> Text shown:
Trent Reznor, Daft Punk, M83, Susanne Sundfør: five great soundtracks you need to hear right now

Atticus Ross and Trent Reznor.

 SOCIAL NETWORK – Nine Inch Nails’ Trent Reznor and his collaborator Atticus Ross have become a powerhouse duo when it comes to Hollywood scores. This adaptation focusing on the tumultuous birth of Facebook and it’s creators was their first film for the legendary pernickety David Fincher (they subsequently worked together again for his adaptation of The Girl with the Dragon Tattoo) and they managed to bag the Best Original Score at the Oscars for their effort. Not bad going for their second feature-length film, and the praise lavished upon their work was entirely justifiable. It’s a superb achievement and sounds quite unlike any previous music used in a biopic – case in point the pounding, bleepy soundscape found in the track, In Motion.

 

DRIVE Frequent Nicolas Winding Refn collaborator Cliff Martinez (and ex-The Red Hot Chili Peppers drummer, trivia hounds) always delivers in the director’s idiosyncratic offerings, be it the ethereal retro pastiche of The Neon Demon or this popular 2011 genre effort. This synth-laden score works incredibly well against the film’s cool neon backdrop, adding an almost mythic slant to proceedings. It also pays loving homage to the electric scores of yesteryear, particularly Tangerine Dream’s effort for Michael Mann’s Thief (a film which is something of a visual and thematic prototype for Drive).

 

 

UNDER THE SKIN Watching Jonathan Glazer’s already mesmeric 2011 sci-fi head-bender is greatly enhanced by Mica Levi’s abstract, otherworldly score. Listening to the soundtrack in isolation from the film can turn into an unsettling experience, particularly the track entitled ‘Death’ (below), with its discordant strings and slow, dulled percussion. It all adds up to unforgettable hypnotic sensory experience, and like the film’s title, it buries itself deep inside your subconscious. Levi has, unsurprisingly, found herself in high demand following her work here, and Pablo Larraín’s 2016 unconventional biopic of former First Lady Jacqueline Kennedy also benefited from the composer’s eccentric musical approach.

> Challenges:
• A. Copy the stretch of the soundtrack article from "DRIVE Frequent Nicolas Winding" through "prototype for Drive).".
• B. Name every film director mentioned in the soundtrack article.
• C. Pick up the soundtrack article after its last sentence and continue writing it.
The records that follow are not needed for anything here.

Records

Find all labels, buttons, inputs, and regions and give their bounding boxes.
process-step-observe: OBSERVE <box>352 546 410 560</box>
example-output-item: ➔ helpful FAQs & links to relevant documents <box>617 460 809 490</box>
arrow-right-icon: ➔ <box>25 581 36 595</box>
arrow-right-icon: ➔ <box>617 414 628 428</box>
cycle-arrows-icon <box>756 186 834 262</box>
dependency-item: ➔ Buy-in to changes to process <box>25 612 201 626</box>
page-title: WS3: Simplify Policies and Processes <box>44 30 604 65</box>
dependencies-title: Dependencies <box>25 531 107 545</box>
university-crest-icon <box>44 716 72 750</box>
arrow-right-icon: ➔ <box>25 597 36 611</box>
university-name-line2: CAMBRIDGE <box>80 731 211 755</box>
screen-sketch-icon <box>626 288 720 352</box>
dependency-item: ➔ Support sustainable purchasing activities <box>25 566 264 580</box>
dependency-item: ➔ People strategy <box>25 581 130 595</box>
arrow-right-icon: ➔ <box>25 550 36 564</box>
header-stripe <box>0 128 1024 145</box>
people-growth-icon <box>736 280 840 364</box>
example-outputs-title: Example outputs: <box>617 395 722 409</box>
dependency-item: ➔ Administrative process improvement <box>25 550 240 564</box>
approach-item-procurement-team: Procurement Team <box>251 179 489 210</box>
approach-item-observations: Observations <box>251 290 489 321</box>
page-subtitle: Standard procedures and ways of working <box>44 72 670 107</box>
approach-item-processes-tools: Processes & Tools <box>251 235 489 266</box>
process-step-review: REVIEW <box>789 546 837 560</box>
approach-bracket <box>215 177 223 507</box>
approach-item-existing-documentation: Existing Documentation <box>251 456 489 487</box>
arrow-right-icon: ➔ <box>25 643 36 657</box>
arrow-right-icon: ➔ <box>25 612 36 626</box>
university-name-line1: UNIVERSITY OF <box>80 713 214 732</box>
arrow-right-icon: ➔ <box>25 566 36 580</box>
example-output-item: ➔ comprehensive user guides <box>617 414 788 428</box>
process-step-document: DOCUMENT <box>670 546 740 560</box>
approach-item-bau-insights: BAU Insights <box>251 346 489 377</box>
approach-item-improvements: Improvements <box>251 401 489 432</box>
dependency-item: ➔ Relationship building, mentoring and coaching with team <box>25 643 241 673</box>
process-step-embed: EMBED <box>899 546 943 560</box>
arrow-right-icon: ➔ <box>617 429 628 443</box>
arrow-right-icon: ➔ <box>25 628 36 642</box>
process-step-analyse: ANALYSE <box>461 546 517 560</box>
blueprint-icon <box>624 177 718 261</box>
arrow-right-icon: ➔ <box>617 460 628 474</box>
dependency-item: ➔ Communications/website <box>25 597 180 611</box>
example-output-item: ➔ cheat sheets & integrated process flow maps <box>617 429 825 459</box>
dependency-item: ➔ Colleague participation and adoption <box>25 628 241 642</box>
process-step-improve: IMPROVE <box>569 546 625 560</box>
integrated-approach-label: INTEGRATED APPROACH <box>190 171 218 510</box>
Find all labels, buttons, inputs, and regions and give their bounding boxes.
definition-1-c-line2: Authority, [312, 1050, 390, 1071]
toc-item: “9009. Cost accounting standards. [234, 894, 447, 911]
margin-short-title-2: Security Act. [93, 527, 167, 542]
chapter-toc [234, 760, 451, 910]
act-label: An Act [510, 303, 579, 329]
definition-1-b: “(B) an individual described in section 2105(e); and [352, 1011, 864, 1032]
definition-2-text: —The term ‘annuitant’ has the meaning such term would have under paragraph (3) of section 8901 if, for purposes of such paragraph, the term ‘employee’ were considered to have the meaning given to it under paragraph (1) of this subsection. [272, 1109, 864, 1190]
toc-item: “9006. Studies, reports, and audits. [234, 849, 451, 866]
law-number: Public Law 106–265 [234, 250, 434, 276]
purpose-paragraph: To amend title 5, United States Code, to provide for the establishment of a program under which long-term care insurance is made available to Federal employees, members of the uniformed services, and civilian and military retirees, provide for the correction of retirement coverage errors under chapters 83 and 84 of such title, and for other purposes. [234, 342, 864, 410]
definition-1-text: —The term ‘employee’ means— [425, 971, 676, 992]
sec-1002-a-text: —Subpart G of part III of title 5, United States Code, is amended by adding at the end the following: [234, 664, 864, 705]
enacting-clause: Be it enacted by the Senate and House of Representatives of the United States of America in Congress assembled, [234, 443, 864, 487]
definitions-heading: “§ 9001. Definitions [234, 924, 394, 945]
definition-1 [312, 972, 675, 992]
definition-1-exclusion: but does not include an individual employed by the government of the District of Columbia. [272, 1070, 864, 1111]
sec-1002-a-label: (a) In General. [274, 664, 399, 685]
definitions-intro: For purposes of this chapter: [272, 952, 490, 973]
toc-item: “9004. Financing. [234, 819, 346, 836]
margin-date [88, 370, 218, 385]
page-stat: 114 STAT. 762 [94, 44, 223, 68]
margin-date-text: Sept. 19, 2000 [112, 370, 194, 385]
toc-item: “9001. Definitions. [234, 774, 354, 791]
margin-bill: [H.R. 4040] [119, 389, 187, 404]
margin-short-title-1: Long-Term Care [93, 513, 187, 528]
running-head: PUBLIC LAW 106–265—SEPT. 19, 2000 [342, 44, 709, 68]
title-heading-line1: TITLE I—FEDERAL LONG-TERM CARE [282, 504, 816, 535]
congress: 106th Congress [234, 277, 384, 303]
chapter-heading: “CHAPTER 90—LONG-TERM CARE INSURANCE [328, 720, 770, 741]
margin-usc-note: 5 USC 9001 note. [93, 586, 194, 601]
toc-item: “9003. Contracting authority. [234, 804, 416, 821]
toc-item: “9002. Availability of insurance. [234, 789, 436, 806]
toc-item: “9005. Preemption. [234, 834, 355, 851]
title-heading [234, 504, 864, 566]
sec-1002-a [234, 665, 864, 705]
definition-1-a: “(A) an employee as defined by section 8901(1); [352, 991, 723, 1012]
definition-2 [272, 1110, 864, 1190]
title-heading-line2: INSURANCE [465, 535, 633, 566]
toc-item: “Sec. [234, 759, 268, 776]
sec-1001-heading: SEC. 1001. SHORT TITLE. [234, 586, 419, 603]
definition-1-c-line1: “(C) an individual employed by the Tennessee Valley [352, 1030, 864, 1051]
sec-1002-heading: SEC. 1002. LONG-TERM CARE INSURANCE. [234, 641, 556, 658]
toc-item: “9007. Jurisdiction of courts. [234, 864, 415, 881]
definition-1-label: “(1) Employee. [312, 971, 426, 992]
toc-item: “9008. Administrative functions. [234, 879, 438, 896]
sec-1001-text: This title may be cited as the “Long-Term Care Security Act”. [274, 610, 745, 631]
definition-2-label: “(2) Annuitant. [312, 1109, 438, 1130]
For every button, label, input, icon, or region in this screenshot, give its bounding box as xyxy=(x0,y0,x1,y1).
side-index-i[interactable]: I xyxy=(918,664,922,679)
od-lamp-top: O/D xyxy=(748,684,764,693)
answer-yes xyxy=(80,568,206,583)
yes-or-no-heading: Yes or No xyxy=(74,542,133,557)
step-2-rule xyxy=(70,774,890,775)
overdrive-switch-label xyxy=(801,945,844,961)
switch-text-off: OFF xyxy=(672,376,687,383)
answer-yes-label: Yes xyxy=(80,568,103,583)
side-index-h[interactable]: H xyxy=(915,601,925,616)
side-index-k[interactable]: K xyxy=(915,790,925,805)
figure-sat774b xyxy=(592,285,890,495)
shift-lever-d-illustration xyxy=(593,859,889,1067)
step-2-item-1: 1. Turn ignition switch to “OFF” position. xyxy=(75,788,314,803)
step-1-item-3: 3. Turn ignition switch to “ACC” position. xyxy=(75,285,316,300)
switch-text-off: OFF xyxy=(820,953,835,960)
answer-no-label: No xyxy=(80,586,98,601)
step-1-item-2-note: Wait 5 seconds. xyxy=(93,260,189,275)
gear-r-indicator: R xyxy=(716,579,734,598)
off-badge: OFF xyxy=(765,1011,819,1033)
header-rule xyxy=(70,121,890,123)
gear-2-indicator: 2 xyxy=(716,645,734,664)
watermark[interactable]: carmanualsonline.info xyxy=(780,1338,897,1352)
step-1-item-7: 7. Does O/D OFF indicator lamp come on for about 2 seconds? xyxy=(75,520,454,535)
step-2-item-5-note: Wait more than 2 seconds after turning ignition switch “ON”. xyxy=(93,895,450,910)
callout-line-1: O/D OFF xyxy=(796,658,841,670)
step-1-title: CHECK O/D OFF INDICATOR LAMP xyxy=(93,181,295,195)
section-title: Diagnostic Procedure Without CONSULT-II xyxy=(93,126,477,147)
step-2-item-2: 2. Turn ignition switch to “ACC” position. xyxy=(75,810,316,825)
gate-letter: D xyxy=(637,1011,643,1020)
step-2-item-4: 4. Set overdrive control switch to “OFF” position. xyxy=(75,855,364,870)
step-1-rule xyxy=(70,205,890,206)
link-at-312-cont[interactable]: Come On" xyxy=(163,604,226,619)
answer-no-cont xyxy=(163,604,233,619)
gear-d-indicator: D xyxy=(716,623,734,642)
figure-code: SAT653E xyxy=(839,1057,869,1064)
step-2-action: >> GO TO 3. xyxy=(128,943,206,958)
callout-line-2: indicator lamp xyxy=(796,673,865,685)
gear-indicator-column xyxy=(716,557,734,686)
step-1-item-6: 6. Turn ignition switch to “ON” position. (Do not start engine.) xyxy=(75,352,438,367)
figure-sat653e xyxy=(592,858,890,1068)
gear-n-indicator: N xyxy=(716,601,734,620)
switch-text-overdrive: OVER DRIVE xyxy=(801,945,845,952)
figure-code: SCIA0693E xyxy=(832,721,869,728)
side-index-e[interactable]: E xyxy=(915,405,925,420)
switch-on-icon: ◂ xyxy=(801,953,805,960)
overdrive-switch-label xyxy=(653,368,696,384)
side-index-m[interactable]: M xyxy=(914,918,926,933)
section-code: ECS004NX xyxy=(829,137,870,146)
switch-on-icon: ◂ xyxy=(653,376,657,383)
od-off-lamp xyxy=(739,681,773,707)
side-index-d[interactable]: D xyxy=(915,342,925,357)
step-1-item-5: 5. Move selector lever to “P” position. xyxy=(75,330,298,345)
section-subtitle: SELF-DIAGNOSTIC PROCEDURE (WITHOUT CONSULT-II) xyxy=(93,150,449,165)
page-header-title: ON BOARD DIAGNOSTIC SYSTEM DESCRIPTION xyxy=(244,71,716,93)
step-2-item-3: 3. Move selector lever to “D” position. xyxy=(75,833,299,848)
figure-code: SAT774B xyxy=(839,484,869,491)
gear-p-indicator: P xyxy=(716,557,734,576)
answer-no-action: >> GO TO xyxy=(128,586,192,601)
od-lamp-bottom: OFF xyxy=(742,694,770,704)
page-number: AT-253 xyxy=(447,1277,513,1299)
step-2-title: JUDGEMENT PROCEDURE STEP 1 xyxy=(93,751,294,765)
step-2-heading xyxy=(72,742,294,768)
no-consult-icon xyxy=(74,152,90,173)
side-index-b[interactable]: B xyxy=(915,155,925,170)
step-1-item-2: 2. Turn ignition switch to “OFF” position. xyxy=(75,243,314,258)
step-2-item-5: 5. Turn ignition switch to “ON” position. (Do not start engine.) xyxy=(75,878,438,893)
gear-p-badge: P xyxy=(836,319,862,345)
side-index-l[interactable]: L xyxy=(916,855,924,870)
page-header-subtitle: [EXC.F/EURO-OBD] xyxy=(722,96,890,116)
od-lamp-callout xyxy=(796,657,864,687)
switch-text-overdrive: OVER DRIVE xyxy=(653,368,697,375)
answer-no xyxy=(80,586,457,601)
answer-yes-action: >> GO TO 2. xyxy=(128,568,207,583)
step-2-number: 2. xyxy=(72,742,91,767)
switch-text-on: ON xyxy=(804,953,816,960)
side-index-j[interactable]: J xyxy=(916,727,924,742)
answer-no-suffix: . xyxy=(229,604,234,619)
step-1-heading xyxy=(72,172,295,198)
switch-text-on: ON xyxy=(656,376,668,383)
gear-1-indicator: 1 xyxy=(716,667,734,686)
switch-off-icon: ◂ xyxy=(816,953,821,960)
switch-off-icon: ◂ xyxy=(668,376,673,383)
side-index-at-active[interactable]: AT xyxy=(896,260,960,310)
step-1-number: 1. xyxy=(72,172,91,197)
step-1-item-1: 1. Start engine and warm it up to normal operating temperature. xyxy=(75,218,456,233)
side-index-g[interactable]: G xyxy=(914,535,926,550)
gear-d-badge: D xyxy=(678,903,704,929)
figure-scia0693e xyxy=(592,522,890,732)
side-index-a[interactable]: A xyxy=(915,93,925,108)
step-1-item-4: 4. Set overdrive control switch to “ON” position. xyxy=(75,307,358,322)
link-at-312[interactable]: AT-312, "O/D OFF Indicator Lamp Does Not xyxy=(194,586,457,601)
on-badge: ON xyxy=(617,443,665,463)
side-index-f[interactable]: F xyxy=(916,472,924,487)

> Results of the exercise:
• A.
DRIVE Frequent Nicolas Winding Refn collaborator Cliff Martinez (and ex-The Red Hot Chili Peppers drummer, trivia hounds) always delivers in the director’s idiosyncratic offerings, be it the ethereal retro pastiche of The Neon Demon or this popular 2011 genre effort. This synth-laden score works incredibly well against the film’s cool neon backdrop, adding an almost mythic slant to proceedings. It also pays loving homage to the electric scores of yesteryear, particularly Tangerine Dream’s effort for Michael Mann’s Thief (a film which is something of a visual and thematic prototype for Drive).

• B. David Fincher, Nicolas Winding Refn, Michael Mann, Jonathan Glazer, Pablo Larraín

• C.
TRON LEGACY The film itself might have come up a little short, but the enigmatic French duo Daft Punk delivered with their celebrated brand of glitchy electronica, often marrying it up with lashings of a Hans Zimmer-like dramatic orchestral score. The thrilling end result offers a stunning counterpart to an equally striking visual landscape on screen. The soundtrack proved so popular, that a follow-up remix album was later released, entitled Tron: Legacy Reconfigured. Daft Punk also put in a fun cameo appearance in the film, as robotic DJs decked out in their usual chrome and digital attire to spin the film’s standout track, Derezzed.

 

OBLIVION Another superior soundtrack to a middling film. Director Joseph Kosinski (who was also behind the aforementioned Tron sequel) sure knows how to pick his composers. Here M83’s Anthony Gonzalez crafts a beautiful, shimmering score that breathes vivid life into the impressive-looking but unremarkable Tom Cruise-headlining dystopian sci-fi. The closing title track below (with gorgeous vocals courtesy of Norwegian singer Susanne Sundfør) is a soaring cinematic treat. It’s also a reminder of a time when many big-scale Hollywood productions would include an accompanying movie tie-in single, once an essential part of the summer blockbuster experience. A number of M83 tracks have since cropped up in TV and film, and Gonzalez also composed the score for his brother Yann’s 2013 directorial feature, You and the Night.